* **What to work on**: Reproduce the lines of the material exactly, excluding every image.
--- Begin Material shown ---
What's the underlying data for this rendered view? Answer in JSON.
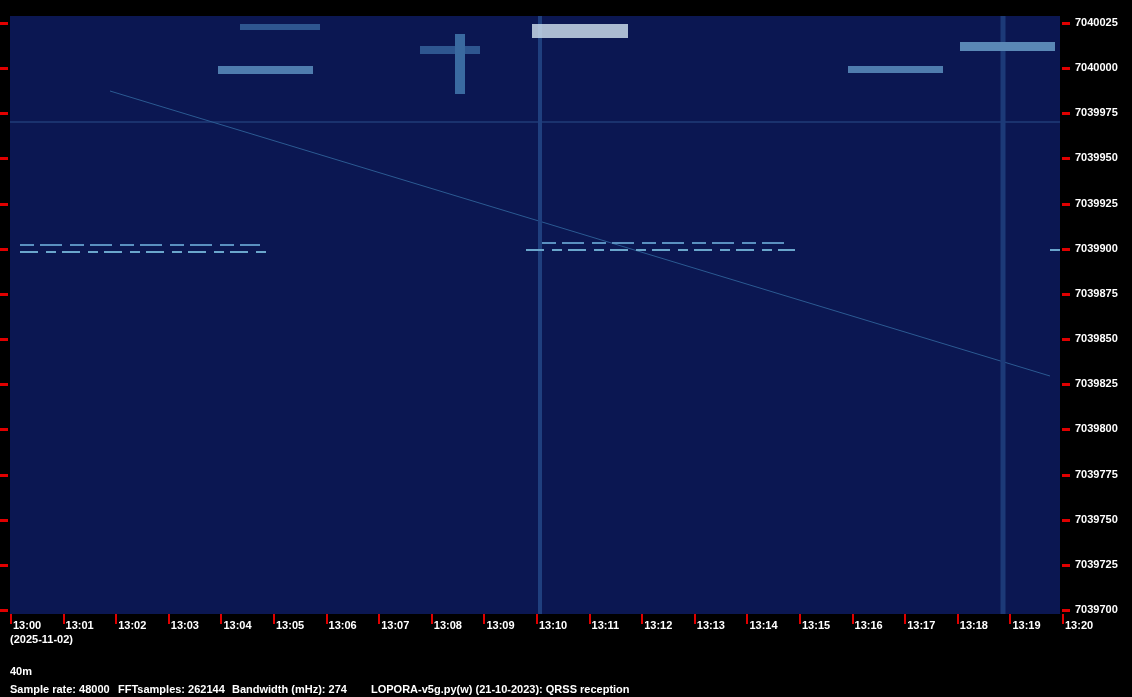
{
  "plot": {
    "frequency_labels": [
      "7040025",
      "7040000",
      "7039975",
      "7039950",
      "7039925",
      "7039900",
      "7039875",
      "7039850",
      "7039825",
      "7039800",
      "7039775",
      "7039750",
      "7039725",
      "7039700"
    ],
    "time_labels": [
      "13:00",
      "13:01",
      "13:02",
      "13:03",
      "13:04",
      "13:05",
      "13:06",
      "13:07",
      "13:08",
      "13:09",
      "13:10",
      "13:11",
      "13:12",
      "13:13",
      "13:14",
      "13:15",
      "13:16",
      "13:17",
      "13:18",
      "13:19",
      "13:20"
    ],
    "date": "(2025-11-02)"
  },
  "band": "40m",
  "info": [
    "Sample rate: 48000",
    "FFTsamples: 262144",
    "Bandwidth (mHz): 274",
    "LOPORA-v5g.py(w) (21-10-2023): QRSS reception"
  ]
}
--- End Material shown ---
* **Exercise result**:
What's the underlying data for this rendered view? Answer in JSON.
{
  "plot": {
    "frequency_labels": [
      "7040025",
      "7040000",
      "7039975",
      "7039950",
      "7039925",
      "7039900",
      "7039875",
      "7039850",
      "7039825",
      "7039800",
      "7039775",
      "7039750",
      "7039725",
      "7039700"
    ],
    "time_labels": [
      "13:00",
      "13:01",
      "13:02",
      "13:03",
      "13:04",
      "13:05",
      "13:06",
      "13:07",
      "13:08",
      "13:09",
      "13:10",
      "13:11",
      "13:12",
      "13:13",
      "13:14",
      "13:15",
      "13:16",
      "13:17",
      "13:18",
      "13:19",
      "13:20"
    ],
    "date": "(2025-11-02)"
  },
  "band": "40m",
  "info": [
    "Sample rate: 48000",
    "FFTsamples: 262144",
    "Bandwidth (mHz): 274",
    "LOPORA-v5g.py(w) (21-10-2023): QRSS reception"
  ]
}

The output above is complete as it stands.